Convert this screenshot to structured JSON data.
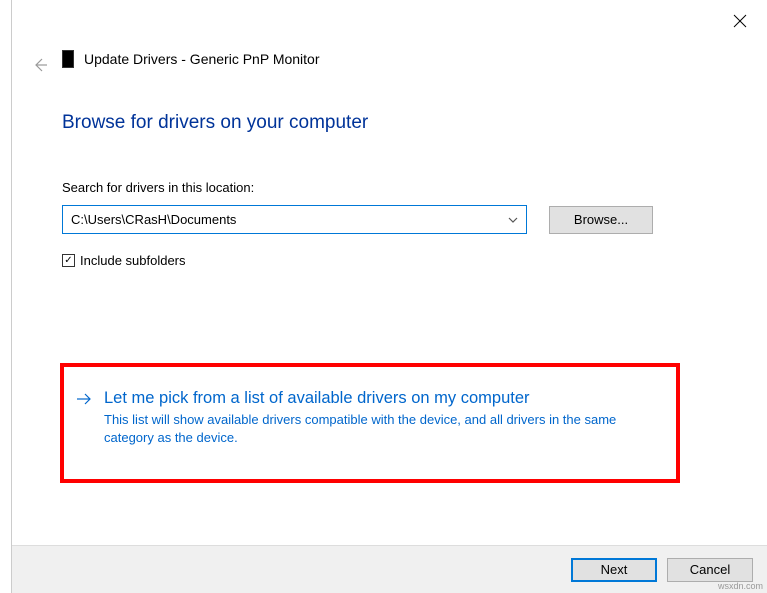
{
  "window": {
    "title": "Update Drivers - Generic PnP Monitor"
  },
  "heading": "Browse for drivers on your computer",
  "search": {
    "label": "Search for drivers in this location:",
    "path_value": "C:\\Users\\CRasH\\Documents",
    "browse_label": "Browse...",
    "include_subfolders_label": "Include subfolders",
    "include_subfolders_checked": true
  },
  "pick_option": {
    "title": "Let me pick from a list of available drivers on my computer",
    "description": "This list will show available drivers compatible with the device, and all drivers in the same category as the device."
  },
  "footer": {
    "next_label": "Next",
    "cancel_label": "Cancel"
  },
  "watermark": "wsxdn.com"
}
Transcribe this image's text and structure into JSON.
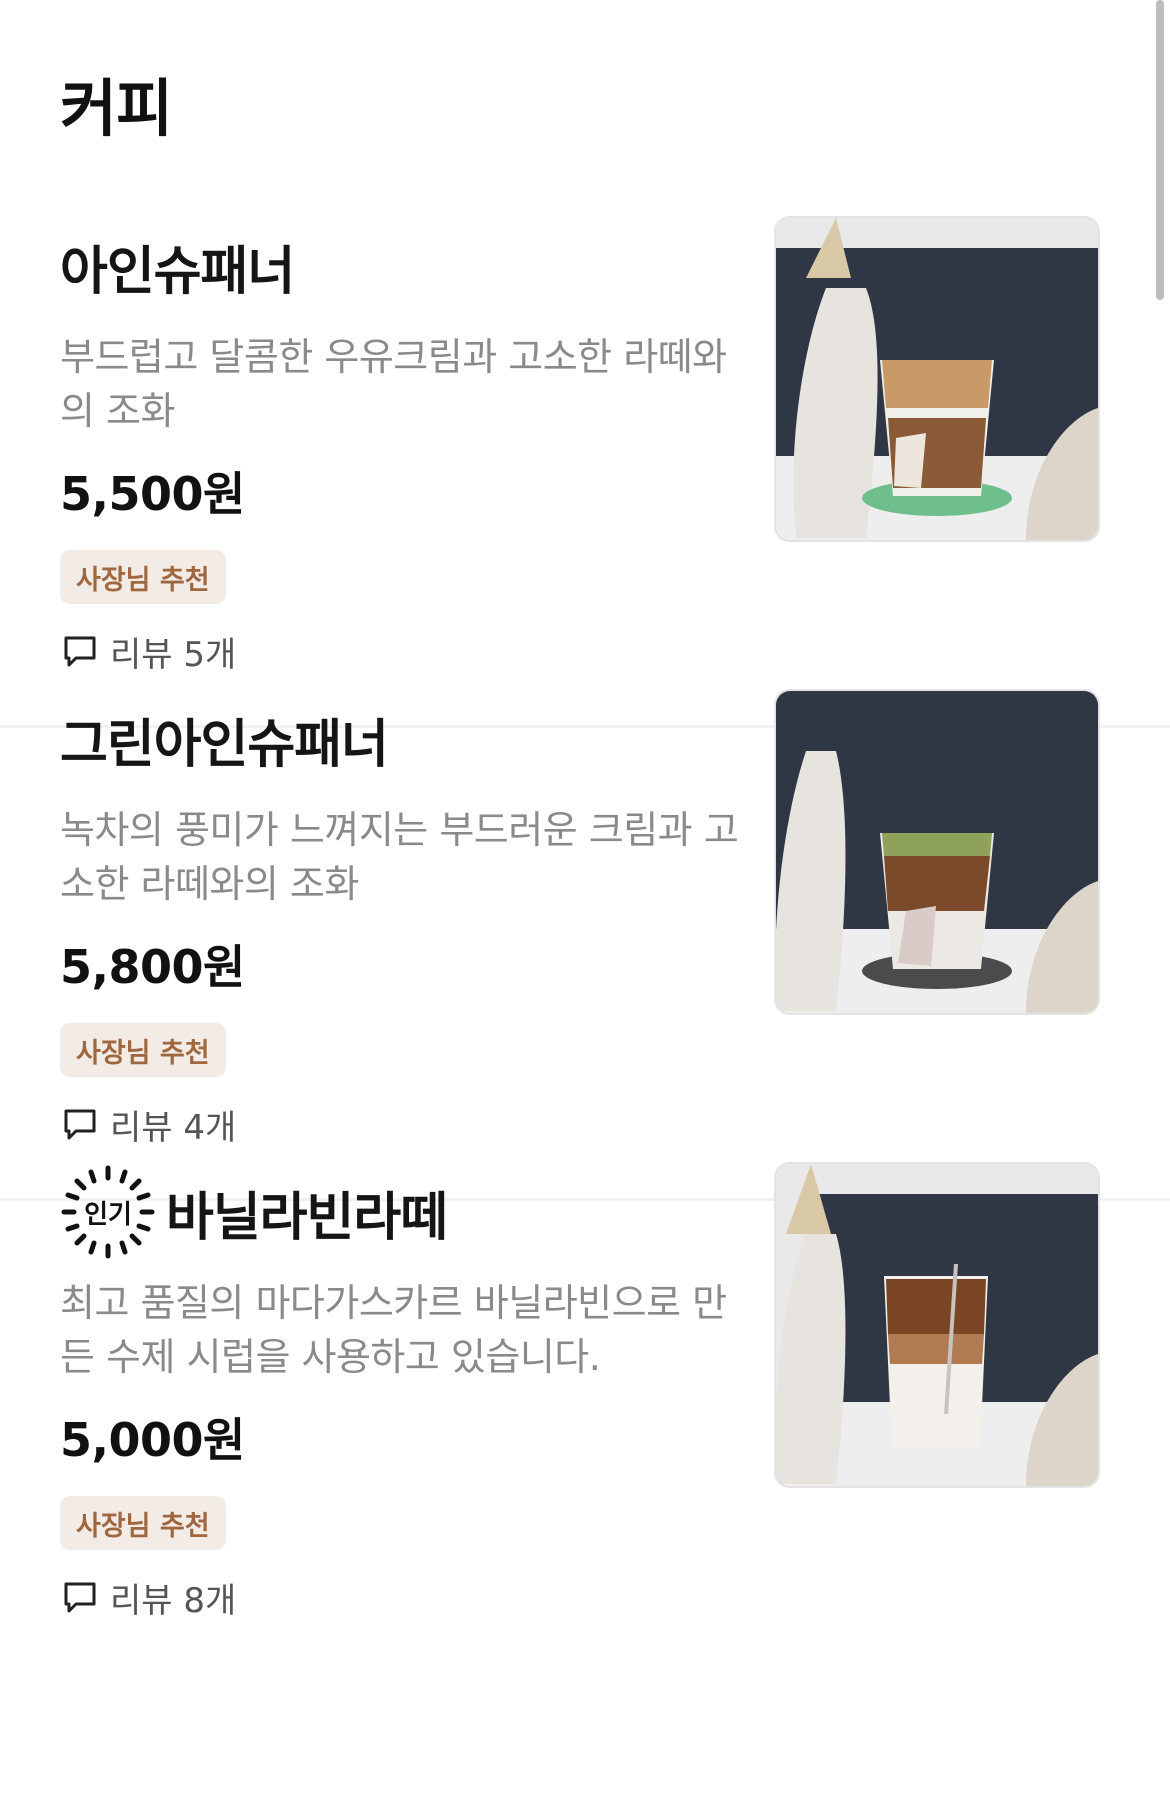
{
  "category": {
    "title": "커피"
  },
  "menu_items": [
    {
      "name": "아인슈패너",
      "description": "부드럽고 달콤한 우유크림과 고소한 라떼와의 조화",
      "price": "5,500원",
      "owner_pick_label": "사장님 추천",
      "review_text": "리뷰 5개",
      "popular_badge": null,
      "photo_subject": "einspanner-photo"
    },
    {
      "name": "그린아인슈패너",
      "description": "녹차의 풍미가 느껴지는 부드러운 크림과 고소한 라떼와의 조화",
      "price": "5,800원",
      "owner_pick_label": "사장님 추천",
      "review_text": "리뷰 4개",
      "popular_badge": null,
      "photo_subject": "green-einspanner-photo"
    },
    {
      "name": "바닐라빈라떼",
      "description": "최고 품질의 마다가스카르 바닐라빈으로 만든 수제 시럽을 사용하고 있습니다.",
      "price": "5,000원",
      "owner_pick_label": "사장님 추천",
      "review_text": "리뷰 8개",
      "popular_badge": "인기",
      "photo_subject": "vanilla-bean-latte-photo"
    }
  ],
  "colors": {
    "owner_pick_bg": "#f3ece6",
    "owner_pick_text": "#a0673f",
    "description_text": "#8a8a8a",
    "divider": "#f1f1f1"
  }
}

▬▬▬

*TASK BRIEF*
Print the listing above in full, exactly as written. Omit any pictures.

*WRITTEN SOLUTION*
Convert this screenshot to structured JSON data.
{
  "window": {
    "title": "Update Drivers - Generic PnP Monitor"
  },
  "heading": "Browse for drivers on your computer",
  "search": {
    "label": "Search for drivers in this location:",
    "path_value": "C:\\Users\\CRasH\\Documents",
    "browse_label": "Browse...",
    "include_subfolders_label": "Include subfolders",
    "include_subfolders_checked": true
  },
  "pick_option": {
    "title": "Let me pick from a list of available drivers on my computer",
    "description": "This list will show available drivers compatible with the device, and all drivers in the same category as the device."
  },
  "footer": {
    "next_label": "Next",
    "cancel_label": "Cancel"
  },
  "watermark": "wsxdn.com"
}
Transcribe this image's text and structure into JSON.
{
  "category": {
    "title": "커피"
  },
  "menu_items": [
    {
      "name": "아인슈패너",
      "description": "부드럽고 달콤한 우유크림과 고소한 라떼와의 조화",
      "price": "5,500원",
      "owner_pick_label": "사장님 추천",
      "review_text": "리뷰 5개",
      "popular_badge": null,
      "photo_subject": "einspanner-photo"
    },
    {
      "name": "그린아인슈패너",
      "description": "녹차의 풍미가 느껴지는 부드러운 크림과 고소한 라떼와의 조화",
      "price": "5,800원",
      "owner_pick_label": "사장님 추천",
      "review_text": "리뷰 4개",
      "popular_badge": null,
      "photo_subject": "green-einspanner-photo"
    },
    {
      "name": "바닐라빈라떼",
      "description": "최고 품질의 마다가스카르 바닐라빈으로 만든 수제 시럽을 사용하고 있습니다.",
      "price": "5,000원",
      "owner_pick_label": "사장님 추천",
      "review_text": "리뷰 8개",
      "popular_badge": "인기",
      "photo_subject": "vanilla-bean-latte-photo"
    }
  ],
  "colors": {
    "owner_pick_bg": "#f3ece6",
    "owner_pick_text": "#a0673f",
    "description_text": "#8a8a8a",
    "divider": "#f1f1f1"
  }
}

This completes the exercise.